### GIVEN REQUEST:
Determine the number of lines that have the string "Powder" in them, and give only that number.

### INPUT FOR THIS TASK:

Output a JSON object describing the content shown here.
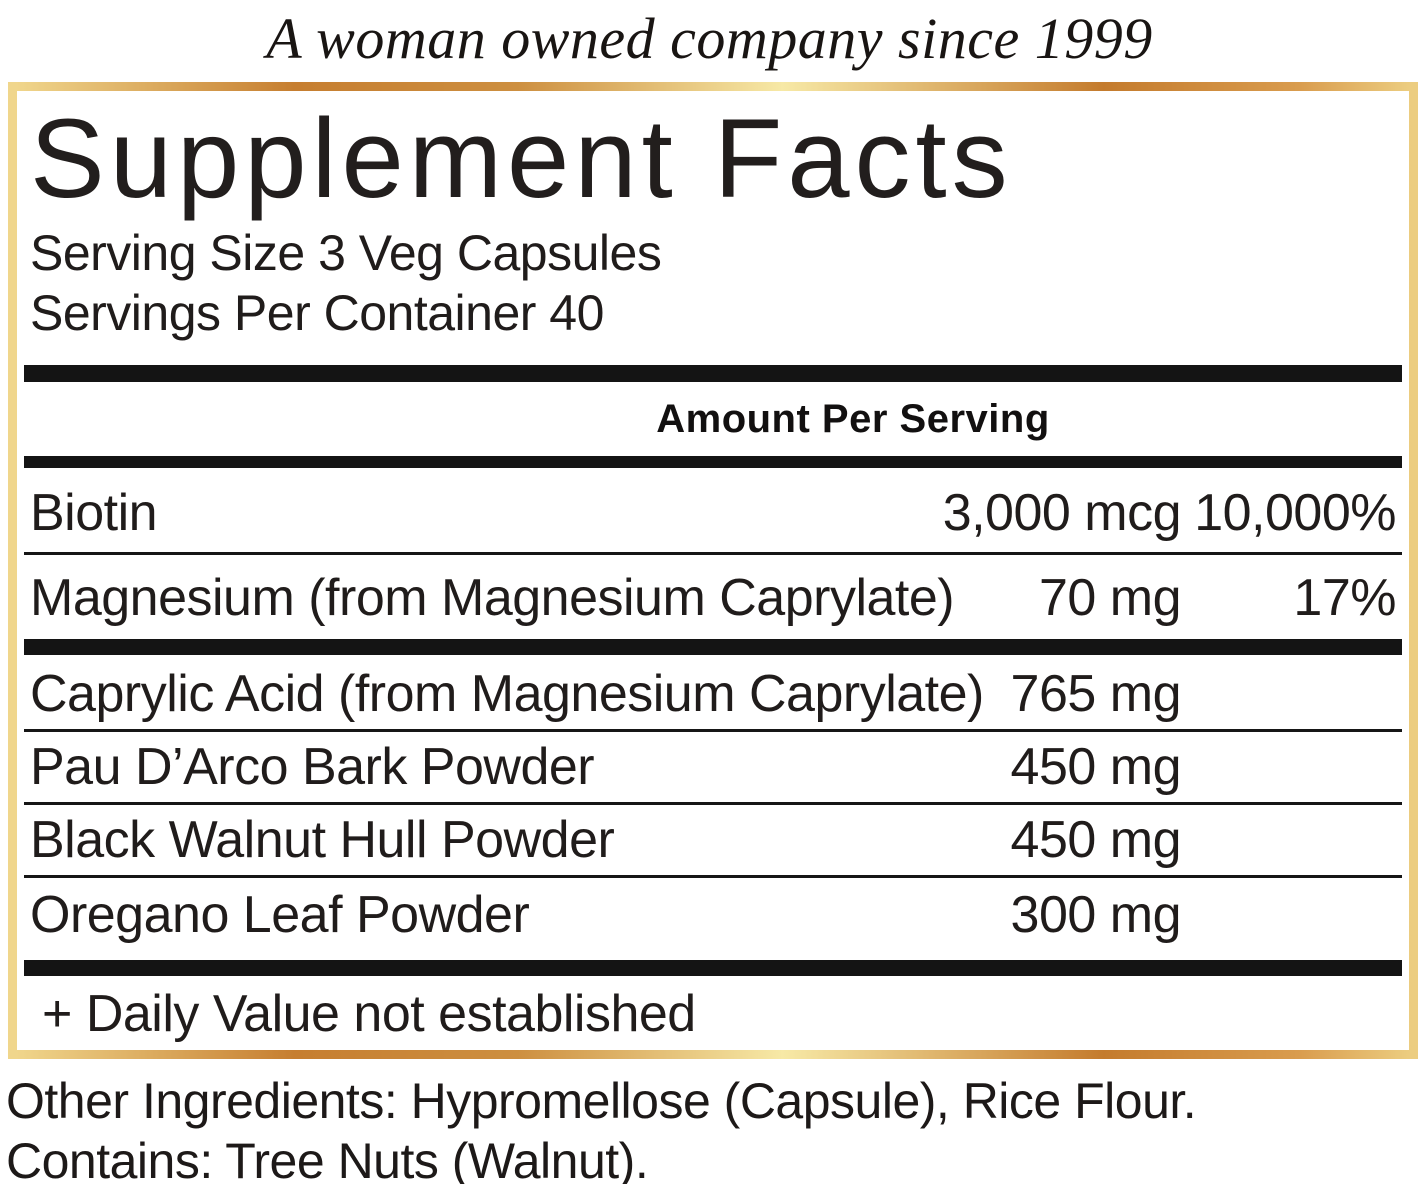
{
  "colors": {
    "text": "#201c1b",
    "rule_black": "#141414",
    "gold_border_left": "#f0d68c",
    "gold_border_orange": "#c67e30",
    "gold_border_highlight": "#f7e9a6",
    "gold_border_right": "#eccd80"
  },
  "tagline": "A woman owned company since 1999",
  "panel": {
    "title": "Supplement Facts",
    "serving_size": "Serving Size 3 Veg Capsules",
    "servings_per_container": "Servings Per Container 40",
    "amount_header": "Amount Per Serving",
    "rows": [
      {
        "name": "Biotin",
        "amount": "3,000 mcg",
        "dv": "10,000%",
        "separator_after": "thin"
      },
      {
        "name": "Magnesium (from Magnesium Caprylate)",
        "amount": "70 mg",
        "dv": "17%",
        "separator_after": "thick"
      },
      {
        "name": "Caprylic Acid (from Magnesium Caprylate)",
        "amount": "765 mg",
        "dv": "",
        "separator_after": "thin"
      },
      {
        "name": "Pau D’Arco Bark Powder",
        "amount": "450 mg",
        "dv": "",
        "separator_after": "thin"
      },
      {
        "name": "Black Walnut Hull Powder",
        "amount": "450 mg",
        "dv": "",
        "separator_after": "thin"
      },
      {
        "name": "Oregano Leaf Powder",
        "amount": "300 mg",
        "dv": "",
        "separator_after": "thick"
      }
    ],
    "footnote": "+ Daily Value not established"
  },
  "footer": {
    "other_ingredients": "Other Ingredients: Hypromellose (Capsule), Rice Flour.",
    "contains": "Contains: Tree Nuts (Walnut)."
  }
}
* * *
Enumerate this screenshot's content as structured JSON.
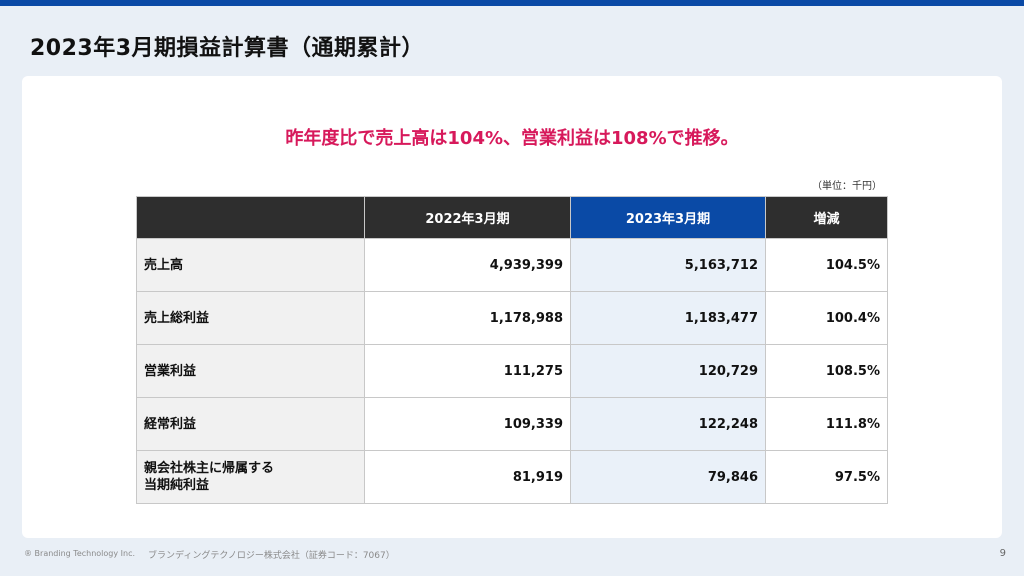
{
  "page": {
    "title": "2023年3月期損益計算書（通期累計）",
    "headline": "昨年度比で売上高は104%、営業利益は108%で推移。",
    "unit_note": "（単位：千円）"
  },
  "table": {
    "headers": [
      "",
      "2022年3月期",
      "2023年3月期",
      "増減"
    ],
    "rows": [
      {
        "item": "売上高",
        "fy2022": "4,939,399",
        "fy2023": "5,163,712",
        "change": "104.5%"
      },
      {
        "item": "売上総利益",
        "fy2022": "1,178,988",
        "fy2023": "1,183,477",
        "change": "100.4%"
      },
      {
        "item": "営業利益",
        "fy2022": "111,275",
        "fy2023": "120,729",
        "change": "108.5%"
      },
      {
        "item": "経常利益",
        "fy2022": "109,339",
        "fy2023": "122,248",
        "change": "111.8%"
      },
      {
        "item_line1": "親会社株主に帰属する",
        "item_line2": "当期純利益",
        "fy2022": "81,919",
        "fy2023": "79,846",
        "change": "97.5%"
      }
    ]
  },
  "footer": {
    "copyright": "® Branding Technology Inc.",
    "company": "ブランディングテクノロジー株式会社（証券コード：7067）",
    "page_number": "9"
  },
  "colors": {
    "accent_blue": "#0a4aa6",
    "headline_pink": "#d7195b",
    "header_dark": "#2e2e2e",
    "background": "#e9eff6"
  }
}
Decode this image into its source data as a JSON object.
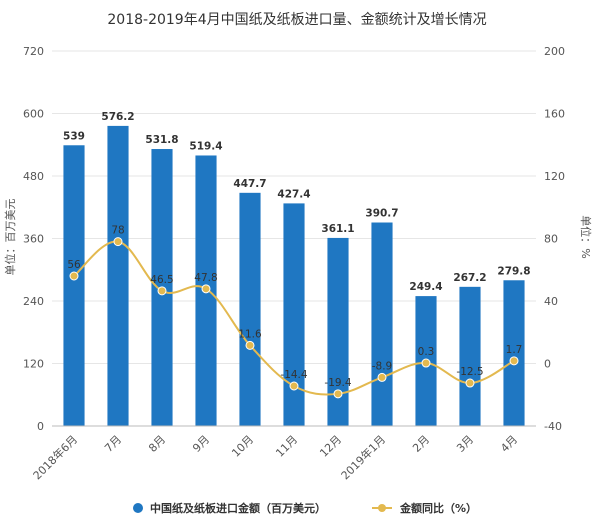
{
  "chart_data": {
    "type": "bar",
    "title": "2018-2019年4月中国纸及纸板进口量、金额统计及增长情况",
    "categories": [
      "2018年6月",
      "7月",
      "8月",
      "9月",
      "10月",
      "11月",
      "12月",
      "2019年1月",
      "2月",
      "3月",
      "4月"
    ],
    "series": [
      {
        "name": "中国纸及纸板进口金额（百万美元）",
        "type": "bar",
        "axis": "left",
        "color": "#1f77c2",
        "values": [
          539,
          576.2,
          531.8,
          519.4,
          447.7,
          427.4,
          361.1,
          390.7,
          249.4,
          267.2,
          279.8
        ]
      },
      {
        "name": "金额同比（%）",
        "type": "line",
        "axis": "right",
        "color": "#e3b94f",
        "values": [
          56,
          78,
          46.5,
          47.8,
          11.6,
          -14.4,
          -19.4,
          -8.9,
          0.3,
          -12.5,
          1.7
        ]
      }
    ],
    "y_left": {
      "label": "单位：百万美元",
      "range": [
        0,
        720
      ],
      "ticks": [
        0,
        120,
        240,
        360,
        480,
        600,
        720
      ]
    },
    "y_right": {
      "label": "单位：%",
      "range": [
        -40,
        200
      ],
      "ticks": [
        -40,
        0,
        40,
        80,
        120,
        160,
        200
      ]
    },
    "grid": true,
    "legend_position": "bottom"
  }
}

### TASK OUTPUT:
3